| Given request |
Give back every line exactly as it appears, pictures excluded.
** start **
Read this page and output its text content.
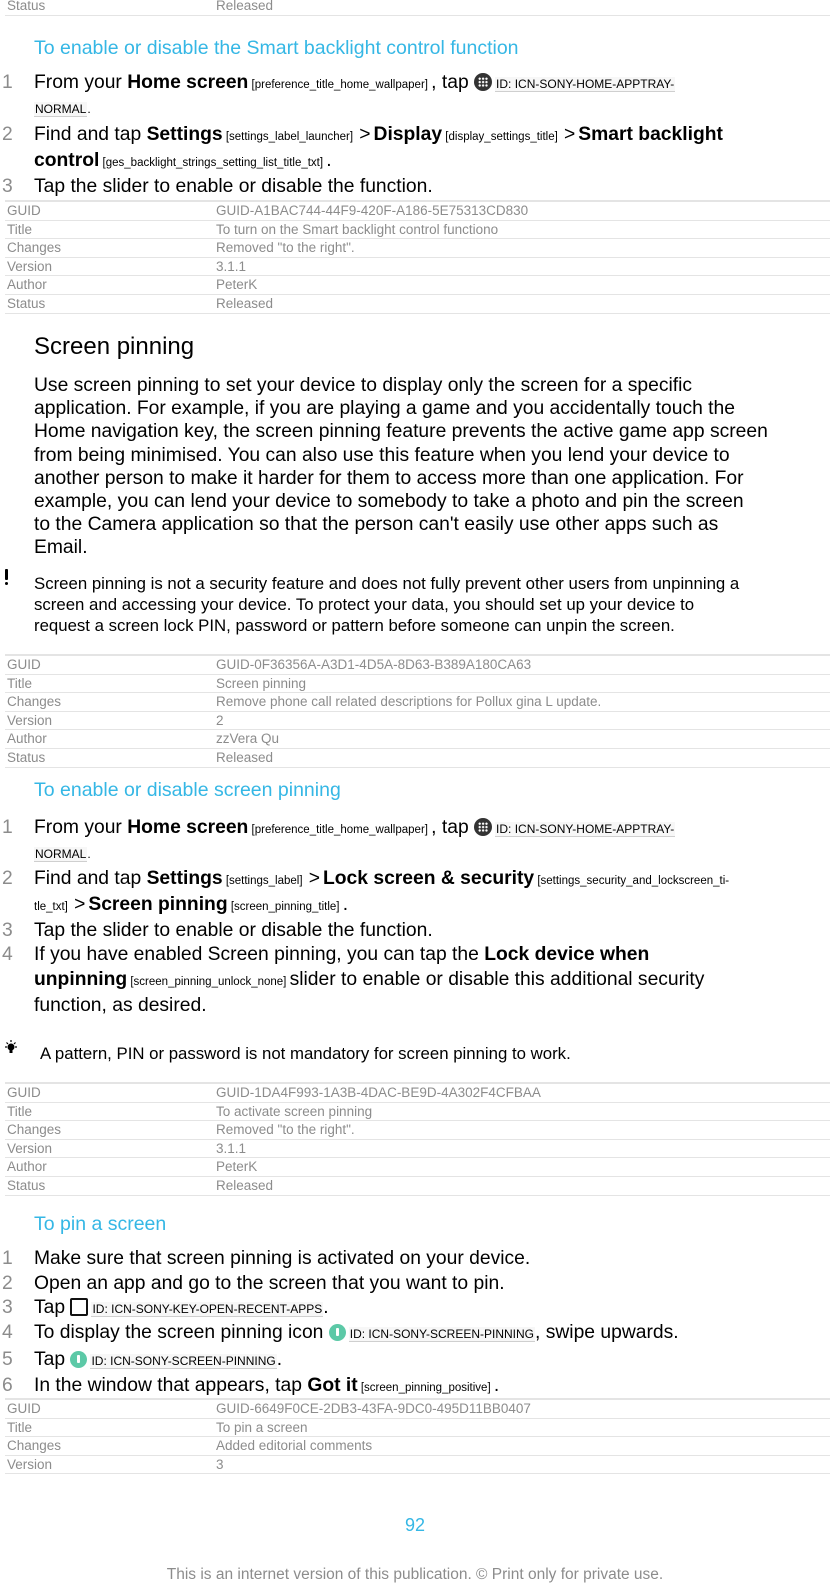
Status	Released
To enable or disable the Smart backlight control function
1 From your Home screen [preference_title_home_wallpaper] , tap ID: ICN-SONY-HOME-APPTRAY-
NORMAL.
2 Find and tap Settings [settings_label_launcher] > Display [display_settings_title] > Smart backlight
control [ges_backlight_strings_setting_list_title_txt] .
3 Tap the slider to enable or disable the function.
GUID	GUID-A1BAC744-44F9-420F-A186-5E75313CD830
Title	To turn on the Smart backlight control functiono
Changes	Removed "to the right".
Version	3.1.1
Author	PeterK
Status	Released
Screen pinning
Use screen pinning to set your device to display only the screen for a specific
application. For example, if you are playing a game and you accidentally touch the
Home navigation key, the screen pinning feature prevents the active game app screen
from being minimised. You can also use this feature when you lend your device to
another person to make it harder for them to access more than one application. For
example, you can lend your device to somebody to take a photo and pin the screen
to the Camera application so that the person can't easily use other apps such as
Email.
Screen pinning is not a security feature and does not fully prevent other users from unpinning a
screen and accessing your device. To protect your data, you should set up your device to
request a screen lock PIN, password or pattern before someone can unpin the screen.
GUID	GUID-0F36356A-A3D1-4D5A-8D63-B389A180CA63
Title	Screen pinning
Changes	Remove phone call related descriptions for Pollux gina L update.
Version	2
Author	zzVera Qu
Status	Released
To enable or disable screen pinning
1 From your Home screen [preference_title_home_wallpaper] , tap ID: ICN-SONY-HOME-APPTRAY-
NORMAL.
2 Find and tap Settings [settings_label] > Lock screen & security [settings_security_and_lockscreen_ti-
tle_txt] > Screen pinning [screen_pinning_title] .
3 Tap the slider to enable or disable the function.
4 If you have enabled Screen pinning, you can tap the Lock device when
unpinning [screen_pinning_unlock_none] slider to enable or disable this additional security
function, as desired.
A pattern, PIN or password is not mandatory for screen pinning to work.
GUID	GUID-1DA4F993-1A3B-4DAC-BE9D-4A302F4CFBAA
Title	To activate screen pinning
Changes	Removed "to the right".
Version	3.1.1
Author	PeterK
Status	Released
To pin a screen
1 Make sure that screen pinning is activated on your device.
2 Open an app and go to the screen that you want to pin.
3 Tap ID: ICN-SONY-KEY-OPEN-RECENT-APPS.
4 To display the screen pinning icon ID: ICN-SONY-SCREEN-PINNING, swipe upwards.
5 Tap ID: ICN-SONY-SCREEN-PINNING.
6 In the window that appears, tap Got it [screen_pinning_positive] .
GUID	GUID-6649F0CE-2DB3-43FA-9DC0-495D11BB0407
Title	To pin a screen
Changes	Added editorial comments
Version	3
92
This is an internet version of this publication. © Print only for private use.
** end **
| Answer to the problem |
Read this page and output its text content.
Status	Released
To enable or disable the Smart backlight control function
1 From your Home screen [preference_title_home_wallpaper] , tap ID: ICN-SONY-HOME-APPTRAY-
NORMAL.
2 Find and tap Settings [settings_label_launcher] > Display [display_settings_title] > Smart backlight
control [ges_backlight_strings_setting_list_title_txt] .
3 Tap the slider to enable or disable the function.
GUID	GUID-A1BAC744-44F9-420F-A186-5E75313CD830
Title	To turn on the Smart backlight control functiono
Changes	Removed "to the right".
Version	3.1.1
Author	PeterK
Status	Released
Screen pinning
Use screen pinning to set your device to display only the screen for a specific
application. For example, if you are playing a game and you accidentally touch the
Home navigation key, the screen pinning feature prevents the active game app screen
from being minimised. You can also use this feature when you lend your device to
another person to make it harder for them to access more than one application. For
example, you can lend your device to somebody to take a photo and pin the screen
to the Camera application so that the person can't easily use other apps such as
Email.
Screen pinning is not a security feature and does not fully prevent other users from unpinning a
screen and accessing your device. To protect your data, you should set up your device to
request a screen lock PIN, password or pattern before someone can unpin the screen.
GUID	GUID-0F36356A-A3D1-4D5A-8D63-B389A180CA63
Title	Screen pinning
Changes	Remove phone call related descriptions for Pollux gina L update.
Version	2
Author	zzVera Qu
Status	Released
To enable or disable screen pinning
1 From your Home screen [preference_title_home_wallpaper] , tap ID: ICN-SONY-HOME-APPTRAY-
NORMAL.
2 Find and tap Settings [settings_label] > Lock screen & security [settings_security_and_lockscreen_ti-
tle_txt] > Screen pinning [screen_pinning_title] .
3 Tap the slider to enable or disable the function.
4 If you have enabled Screen pinning, you can tap the Lock device when
unpinning [screen_pinning_unlock_none] slider to enable or disable this additional security
function, as desired.
A pattern, PIN or password is not mandatory for screen pinning to work.
GUID	GUID-1DA4F993-1A3B-4DAC-BE9D-4A302F4CFBAA
Title	To activate screen pinning
Changes	Removed "to the right".
Version	3.1.1
Author	PeterK
Status	Released
To pin a screen
1 Make sure that screen pinning is activated on your device.
2 Open an app and go to the screen that you want to pin.
3 Tap ID: ICN-SONY-KEY-OPEN-RECENT-APPS.
4 To display the screen pinning icon ID: ICN-SONY-SCREEN-PINNING, swipe upwards.
5 Tap ID: ICN-SONY-SCREEN-PINNING.
6 In the window that appears, tap Got it [screen_pinning_positive] .
GUID	GUID-6649F0CE-2DB3-43FA-9DC0-495D11BB0407
Title	To pin a screen
Changes	Added editorial comments
Version	3
92
This is an internet version of this publication. © Print only for private use.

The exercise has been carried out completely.